[Data entries]
# # #
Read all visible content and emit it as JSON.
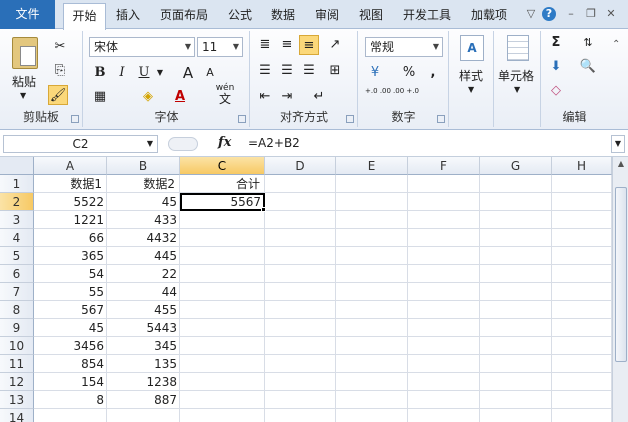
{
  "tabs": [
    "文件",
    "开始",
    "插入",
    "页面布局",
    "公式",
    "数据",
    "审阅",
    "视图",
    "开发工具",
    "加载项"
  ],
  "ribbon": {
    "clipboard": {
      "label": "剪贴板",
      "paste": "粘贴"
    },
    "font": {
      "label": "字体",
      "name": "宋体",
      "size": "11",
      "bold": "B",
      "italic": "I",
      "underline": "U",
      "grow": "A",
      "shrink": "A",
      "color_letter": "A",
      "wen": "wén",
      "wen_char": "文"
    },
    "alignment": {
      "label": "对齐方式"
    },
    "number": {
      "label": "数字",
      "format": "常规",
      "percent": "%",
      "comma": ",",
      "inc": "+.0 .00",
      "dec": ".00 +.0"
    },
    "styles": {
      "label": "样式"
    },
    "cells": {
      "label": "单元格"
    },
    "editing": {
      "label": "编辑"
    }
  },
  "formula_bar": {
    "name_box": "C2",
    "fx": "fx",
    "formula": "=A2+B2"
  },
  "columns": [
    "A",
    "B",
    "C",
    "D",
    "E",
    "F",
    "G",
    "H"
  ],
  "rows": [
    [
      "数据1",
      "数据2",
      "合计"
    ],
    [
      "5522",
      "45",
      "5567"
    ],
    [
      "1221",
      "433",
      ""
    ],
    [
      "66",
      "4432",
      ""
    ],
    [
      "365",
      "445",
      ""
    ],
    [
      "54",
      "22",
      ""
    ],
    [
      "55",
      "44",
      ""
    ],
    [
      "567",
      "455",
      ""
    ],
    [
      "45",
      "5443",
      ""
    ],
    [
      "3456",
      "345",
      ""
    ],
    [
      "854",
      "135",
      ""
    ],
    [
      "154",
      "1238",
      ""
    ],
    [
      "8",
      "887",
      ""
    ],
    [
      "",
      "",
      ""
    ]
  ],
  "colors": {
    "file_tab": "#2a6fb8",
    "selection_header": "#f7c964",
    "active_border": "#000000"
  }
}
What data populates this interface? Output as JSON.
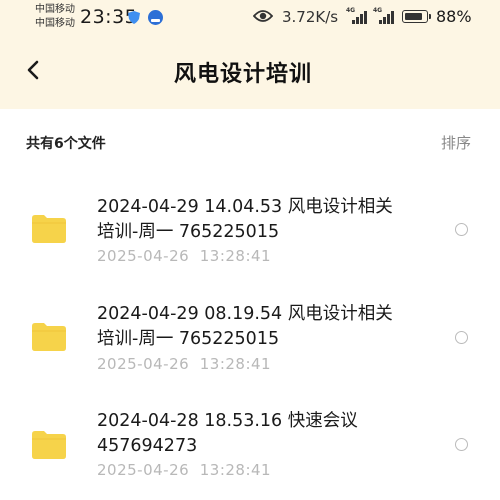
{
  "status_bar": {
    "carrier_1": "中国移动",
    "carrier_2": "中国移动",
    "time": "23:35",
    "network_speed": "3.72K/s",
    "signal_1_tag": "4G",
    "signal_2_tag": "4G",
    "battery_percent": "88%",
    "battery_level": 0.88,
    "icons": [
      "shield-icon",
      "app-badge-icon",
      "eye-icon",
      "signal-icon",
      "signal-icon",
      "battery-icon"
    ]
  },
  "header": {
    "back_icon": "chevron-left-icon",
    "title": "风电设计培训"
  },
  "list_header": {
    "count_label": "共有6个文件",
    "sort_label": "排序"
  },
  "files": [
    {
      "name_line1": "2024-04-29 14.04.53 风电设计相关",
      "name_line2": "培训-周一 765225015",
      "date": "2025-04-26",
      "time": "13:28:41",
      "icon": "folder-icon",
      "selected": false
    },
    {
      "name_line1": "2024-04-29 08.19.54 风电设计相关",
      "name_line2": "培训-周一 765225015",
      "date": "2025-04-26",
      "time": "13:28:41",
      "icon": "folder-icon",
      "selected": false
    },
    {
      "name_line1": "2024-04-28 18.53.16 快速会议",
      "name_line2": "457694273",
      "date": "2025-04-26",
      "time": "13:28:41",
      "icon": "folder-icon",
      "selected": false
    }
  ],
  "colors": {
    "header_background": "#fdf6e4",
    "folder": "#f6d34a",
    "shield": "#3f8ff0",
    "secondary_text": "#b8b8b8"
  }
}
# # #
What is expected:
Look through the data above. Find each line with the string "风电设计相关" and copy it.

In response:
      "name_line1": "2024-04-29 14.04.53 风电设计相关",
      "name_line1": "2024-04-29 08.19.54 风电设计相关",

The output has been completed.